Directions —
1) Answer these questions using the exercise text:
(a) Which mutation let TadA deaminate DNA substrates?
(b) At which university are the labs of the Rallapalli et al. paper?
(c) What binds the CARF domain of Csm6 to activate it?
2) Please update the exercise text from "Given that ABE" to "classical mutagenesis-engineering approaches.", with "patients" changed to "people".

Exercise text —
January 8th, 2021
Adenine Base Editors (ABE) convert adenine into inosine within ssDNA substrates, producing targeted A:T to G:C transition mutations. The catalytic subunit of ABE enzymes consist of an evolved tRNA adenosine deaminase (TadA) that was engineered to perform deamination of DNA substrates through the critical D108N mutation. Because natural TadA deaminates RNA molecules, it was later found that ABE retains high off-target activity against RNA molecules.
In this paper, Rallapalli et al. from the Kaushik Ganapathy, Alexis Komor and Francesco Paesani labs at UC San Diego use an elegant multidisciplinary approach including bioinformatics, biophysical techniques, MD simulations and experiments assays to study TadA/ABE activity on RNA. They use sequence-based entropy model to gain insights on the role played by each amino acid on the primary sequence of TadA.
Given that ABE catalyze A:T-to-G:C transitions, ABE enzymes have the potential to correct >50% of all pathogenic mutations identified in patients. This work deploys elegant strategies to gain insights into enzyme functions to engineer and improve enzymes complementary to classical mutagenesis-engineering approaches.
January 18th, 2021
Type-III CRISPR-Cas systems have the most complex mechanisms of action to provide immunity against invaders. Type-III CRISPR loci contain enzymes exhibiting both CARF (CRISPR-Cas Associated Rossmann Fold) domain, such as the important Csm6/Csx1 nuclease, and a domain with regulatory or catalytic function. Upon recognition of foreign invader's transcripts by Cas10/gRNAs effector complex, the targeted transcript is cleaved resulting in the activation of the ribonuclease Csm6. Csm6 is activated by 3'-5' cyclic oligoadenylate (cA) that bind its CARF domain, generating robust degradation of all foreign RNA transcripts. The presence of additional proteins with a CARF and catalytic domains in Type-III CRISPR loci raises questions on the possibility that other mechanisms of defense exist.

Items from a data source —
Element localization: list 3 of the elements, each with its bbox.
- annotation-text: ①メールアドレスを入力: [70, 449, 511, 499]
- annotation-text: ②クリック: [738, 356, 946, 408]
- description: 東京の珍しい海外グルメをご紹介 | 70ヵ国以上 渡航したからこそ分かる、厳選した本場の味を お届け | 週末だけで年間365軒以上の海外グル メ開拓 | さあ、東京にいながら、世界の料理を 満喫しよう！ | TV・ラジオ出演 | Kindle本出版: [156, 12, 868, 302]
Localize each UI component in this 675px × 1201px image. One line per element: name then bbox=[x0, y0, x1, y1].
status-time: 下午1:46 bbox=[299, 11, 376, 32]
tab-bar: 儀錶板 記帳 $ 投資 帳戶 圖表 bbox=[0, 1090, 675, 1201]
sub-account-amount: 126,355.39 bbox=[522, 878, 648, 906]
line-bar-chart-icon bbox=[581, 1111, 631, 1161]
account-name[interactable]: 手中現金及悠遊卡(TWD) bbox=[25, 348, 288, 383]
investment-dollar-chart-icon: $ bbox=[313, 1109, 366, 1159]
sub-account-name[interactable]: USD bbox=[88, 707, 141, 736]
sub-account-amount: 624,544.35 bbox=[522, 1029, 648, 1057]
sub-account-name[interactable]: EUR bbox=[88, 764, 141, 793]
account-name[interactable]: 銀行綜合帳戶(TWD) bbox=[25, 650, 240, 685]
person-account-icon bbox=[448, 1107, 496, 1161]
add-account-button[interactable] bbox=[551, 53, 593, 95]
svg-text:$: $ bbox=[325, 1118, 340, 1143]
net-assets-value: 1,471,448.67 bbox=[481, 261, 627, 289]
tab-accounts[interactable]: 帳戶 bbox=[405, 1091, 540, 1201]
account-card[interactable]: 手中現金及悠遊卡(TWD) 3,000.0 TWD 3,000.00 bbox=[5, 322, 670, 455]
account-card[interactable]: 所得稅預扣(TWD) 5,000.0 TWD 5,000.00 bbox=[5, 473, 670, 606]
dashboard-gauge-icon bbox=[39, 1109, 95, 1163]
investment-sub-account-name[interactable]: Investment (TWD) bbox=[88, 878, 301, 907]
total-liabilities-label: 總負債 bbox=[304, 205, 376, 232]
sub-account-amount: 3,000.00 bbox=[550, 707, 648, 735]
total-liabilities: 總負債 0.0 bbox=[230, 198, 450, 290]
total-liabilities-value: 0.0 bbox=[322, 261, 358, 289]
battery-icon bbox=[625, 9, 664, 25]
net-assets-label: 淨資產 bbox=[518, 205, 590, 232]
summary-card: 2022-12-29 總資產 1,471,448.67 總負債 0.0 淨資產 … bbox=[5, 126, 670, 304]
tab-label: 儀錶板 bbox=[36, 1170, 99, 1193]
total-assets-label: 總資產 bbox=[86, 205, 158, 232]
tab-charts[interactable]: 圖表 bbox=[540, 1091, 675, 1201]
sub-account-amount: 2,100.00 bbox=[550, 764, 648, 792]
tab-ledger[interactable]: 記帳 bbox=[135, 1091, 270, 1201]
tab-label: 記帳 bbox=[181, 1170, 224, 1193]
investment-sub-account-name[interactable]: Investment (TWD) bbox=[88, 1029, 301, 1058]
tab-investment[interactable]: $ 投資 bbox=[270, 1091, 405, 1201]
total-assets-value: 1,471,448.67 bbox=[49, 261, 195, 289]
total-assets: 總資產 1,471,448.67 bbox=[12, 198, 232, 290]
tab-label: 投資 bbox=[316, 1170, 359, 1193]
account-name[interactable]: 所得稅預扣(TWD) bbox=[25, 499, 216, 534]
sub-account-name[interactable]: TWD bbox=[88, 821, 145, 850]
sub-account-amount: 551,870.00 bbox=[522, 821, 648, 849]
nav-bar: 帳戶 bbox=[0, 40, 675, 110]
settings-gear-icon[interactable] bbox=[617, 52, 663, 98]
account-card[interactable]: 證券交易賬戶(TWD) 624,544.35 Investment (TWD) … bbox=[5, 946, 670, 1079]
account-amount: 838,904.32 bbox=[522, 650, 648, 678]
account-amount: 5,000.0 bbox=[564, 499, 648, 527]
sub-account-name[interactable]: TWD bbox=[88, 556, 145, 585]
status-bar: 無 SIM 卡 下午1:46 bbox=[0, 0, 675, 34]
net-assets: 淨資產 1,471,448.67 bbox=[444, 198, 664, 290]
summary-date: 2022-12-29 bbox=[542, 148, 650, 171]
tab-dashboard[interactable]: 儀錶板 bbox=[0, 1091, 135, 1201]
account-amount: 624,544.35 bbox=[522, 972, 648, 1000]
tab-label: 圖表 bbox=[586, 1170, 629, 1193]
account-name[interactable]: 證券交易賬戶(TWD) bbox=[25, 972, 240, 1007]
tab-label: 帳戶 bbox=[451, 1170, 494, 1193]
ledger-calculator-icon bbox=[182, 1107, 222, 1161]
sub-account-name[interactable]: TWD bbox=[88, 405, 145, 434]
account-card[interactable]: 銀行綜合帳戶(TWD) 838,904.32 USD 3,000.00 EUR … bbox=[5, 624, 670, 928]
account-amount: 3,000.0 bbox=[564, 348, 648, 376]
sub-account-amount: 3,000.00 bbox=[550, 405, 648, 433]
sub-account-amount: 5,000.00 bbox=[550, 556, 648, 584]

Solution set —
1)
(a) The D108N mutation.
(b) UC San Diego.
(c) 3'-5' cyclic oligoadenylate (cA).

2)
Given that ABE catalyze A:T-to-G:C transitions, ABE enzymes have the potential to correct >50% of all pathogenic mutations identified in people. This work deploys elegant strategies to gain insights into enzyme functions to engineer and improve enzymes complementary to classical mutagenesis-engineering approaches.